» **YOUR GOAL**
Look through the entries below and report how many lines hold the string "this". Only the number is wanted.

[Stored records]

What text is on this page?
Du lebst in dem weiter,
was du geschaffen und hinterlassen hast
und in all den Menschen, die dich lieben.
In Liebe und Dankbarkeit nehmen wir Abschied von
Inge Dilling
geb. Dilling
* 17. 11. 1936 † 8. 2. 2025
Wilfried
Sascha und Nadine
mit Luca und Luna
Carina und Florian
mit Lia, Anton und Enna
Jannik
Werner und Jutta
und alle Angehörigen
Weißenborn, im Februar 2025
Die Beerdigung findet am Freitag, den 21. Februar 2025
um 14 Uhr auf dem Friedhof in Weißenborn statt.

---

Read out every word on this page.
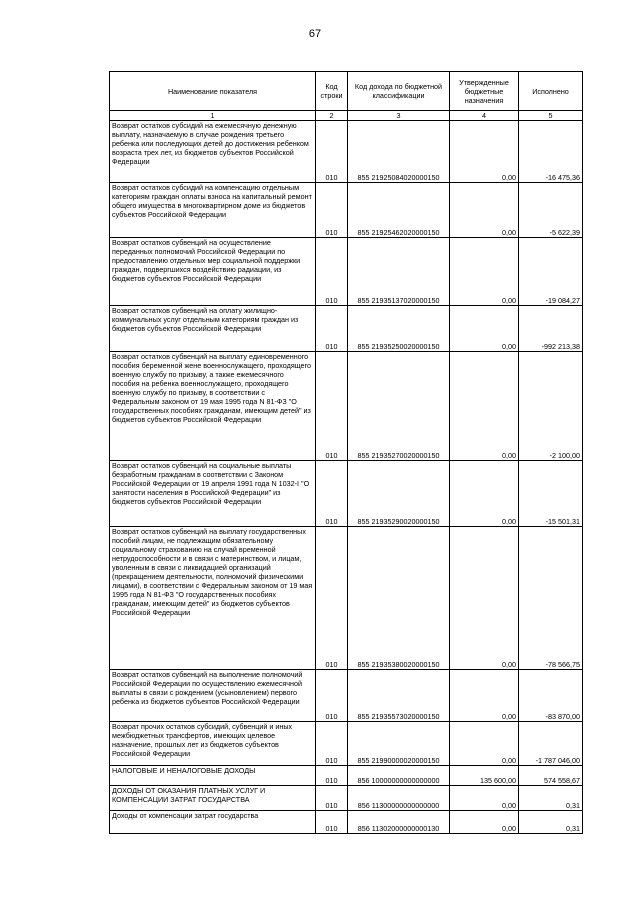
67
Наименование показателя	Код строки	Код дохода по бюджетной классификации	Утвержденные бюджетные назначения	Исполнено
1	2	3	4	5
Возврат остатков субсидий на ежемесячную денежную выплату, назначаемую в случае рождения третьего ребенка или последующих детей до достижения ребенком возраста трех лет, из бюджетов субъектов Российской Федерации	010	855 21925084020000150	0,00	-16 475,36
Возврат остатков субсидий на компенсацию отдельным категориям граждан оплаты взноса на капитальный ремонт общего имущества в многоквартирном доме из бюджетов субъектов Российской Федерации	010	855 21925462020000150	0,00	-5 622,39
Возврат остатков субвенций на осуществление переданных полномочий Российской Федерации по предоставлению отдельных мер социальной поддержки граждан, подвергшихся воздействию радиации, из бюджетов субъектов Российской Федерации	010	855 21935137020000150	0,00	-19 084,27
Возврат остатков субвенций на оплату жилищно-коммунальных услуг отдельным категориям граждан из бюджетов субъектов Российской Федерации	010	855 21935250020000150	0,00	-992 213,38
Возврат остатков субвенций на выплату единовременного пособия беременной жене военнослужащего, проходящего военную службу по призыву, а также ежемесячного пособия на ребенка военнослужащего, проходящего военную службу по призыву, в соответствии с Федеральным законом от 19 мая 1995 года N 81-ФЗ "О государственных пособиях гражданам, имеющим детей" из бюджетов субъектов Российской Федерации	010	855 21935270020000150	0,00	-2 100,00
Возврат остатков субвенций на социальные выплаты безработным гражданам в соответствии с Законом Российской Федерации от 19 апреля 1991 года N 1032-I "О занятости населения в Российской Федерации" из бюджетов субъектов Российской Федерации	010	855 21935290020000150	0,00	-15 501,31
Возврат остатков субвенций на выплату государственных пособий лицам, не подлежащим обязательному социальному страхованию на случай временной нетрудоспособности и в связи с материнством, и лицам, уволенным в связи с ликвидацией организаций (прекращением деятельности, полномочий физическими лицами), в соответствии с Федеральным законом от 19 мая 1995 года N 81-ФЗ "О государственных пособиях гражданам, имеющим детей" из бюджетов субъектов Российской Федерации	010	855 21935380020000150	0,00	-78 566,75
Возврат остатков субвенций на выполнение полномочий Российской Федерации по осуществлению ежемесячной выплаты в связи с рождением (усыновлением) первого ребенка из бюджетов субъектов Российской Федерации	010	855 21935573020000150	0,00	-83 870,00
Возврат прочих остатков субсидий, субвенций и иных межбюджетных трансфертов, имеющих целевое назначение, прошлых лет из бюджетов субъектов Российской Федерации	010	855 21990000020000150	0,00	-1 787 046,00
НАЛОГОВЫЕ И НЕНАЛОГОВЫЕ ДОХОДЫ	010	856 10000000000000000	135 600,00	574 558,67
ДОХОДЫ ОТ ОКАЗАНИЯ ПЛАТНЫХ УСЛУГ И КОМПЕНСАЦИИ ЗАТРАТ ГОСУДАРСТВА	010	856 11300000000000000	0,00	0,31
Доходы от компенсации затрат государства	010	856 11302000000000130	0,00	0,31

» **EXERCISE OUTPUT**
2